:: ENTRIES SUPPLIED
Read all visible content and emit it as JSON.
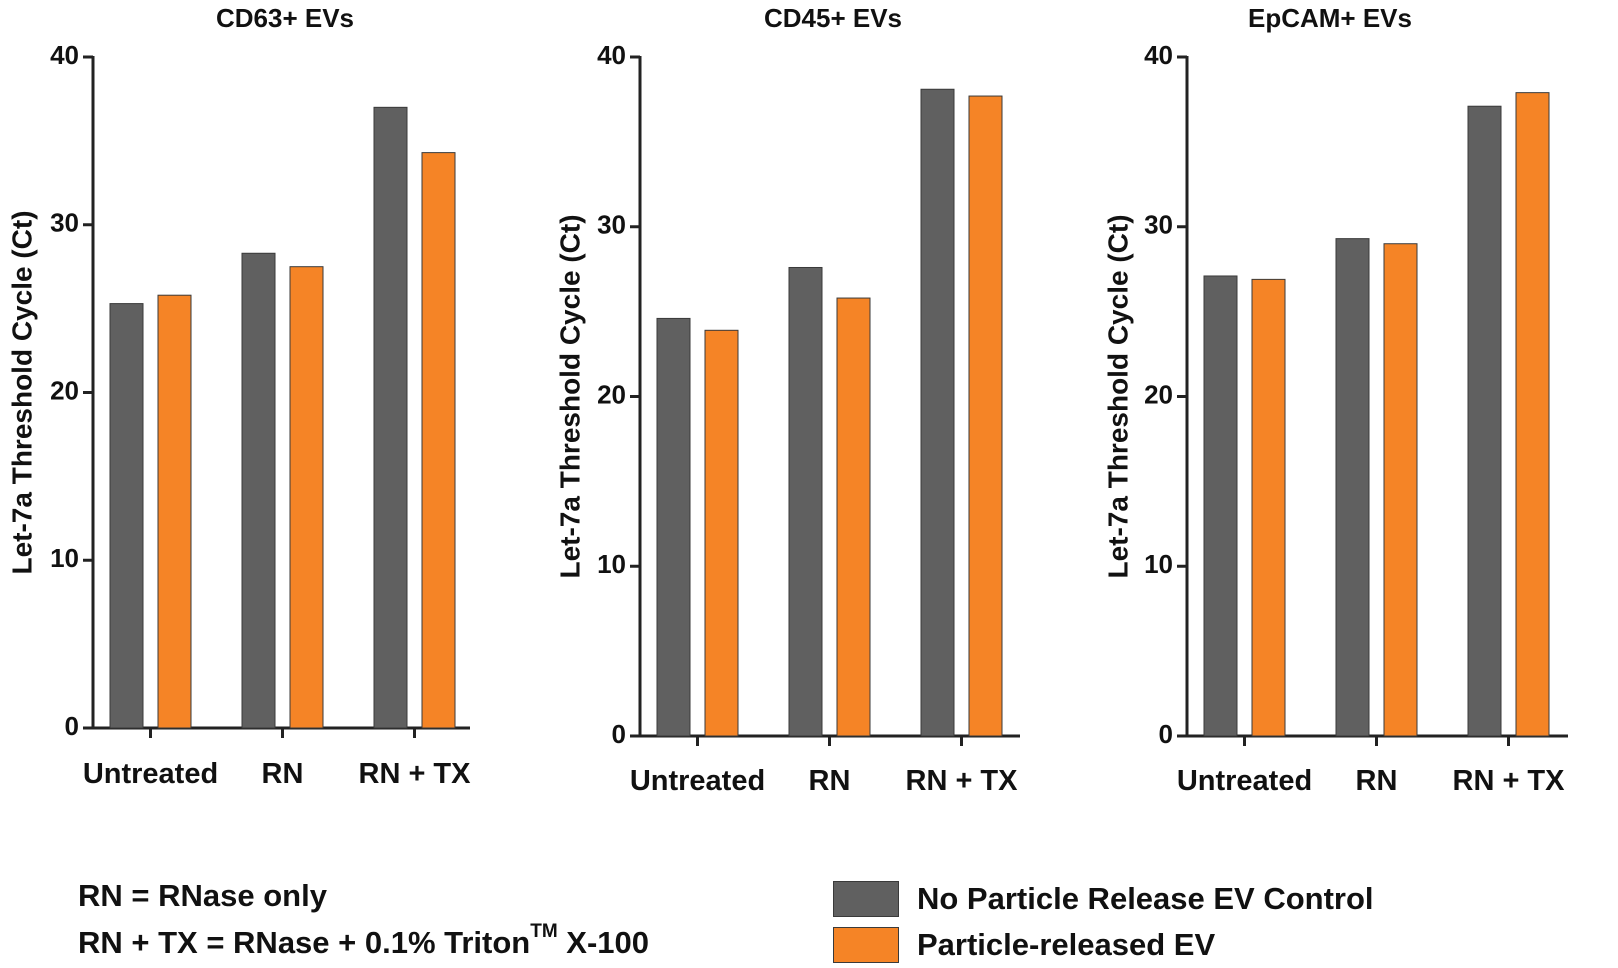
{
  "colors": {
    "control": "#606060",
    "released": "#F58426",
    "axis": "#222222"
  },
  "chart_data": [
    {
      "type": "bar",
      "title": "CD63+ EVs",
      "ylabel": "Let-7a Threshold Cycle (Ct)",
      "xlabel": "",
      "categories": [
        "Untreated",
        "RN",
        "RN + TX"
      ],
      "ylim": [
        0,
        40
      ],
      "yticks": [
        0,
        10,
        20,
        30,
        40
      ],
      "series": [
        {
          "name": "No Particle Release EV Control",
          "values": [
            25.3,
            28.3,
            37.0
          ]
        },
        {
          "name": "Particle-released EV",
          "values": [
            25.8,
            27.5,
            34.3
          ]
        }
      ]
    },
    {
      "type": "bar",
      "title": "CD45+ EVs",
      "ylabel": "Let-7a Threshold Cycle (Ct)",
      "xlabel": "",
      "categories": [
        "Untreated",
        "RN",
        "RN + TX"
      ],
      "ylim": [
        0,
        40
      ],
      "yticks": [
        0,
        10,
        20,
        30,
        40
      ],
      "series": [
        {
          "name": "No Particle Release EV Control",
          "values": [
            24.6,
            27.6,
            38.1
          ]
        },
        {
          "name": "Particle-released EV",
          "values": [
            23.9,
            25.8,
            37.7
          ]
        }
      ]
    },
    {
      "type": "bar",
      "title": "EpCAM+ EVs",
      "ylabel": "Let-7a Threshold Cycle (Ct)",
      "xlabel": "",
      "categories": [
        "Untreated",
        "RN",
        "RN + TX"
      ],
      "ylim": [
        0,
        40
      ],
      "yticks": [
        0,
        10,
        20,
        30,
        40
      ],
      "series": [
        {
          "name": "No Particle Release EV Control",
          "values": [
            27.1,
            29.3,
            37.1
          ]
        },
        {
          "name": "Particle-released EV",
          "values": [
            26.9,
            29.0,
            37.9
          ]
        }
      ]
    }
  ],
  "notes": {
    "rn": "RN = RNase only",
    "rntx_prefix": "RN + TX = RNase + 0.1% Triton",
    "rntx_sup": "TM",
    "rntx_suffix": " X-100"
  },
  "legend": {
    "control_label": "No Particle Release EV Control",
    "released_label": "Particle-released EV"
  }
}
::::
TASK TO CARRY OUT. Look through the entries above. Extract each line with the word "title".

SOLUTION TO THE PROBLEM.
      "title": "CD63+ EVs",
      "title": "CD45+ EVs",
      "title": "EpCAM+ EVs",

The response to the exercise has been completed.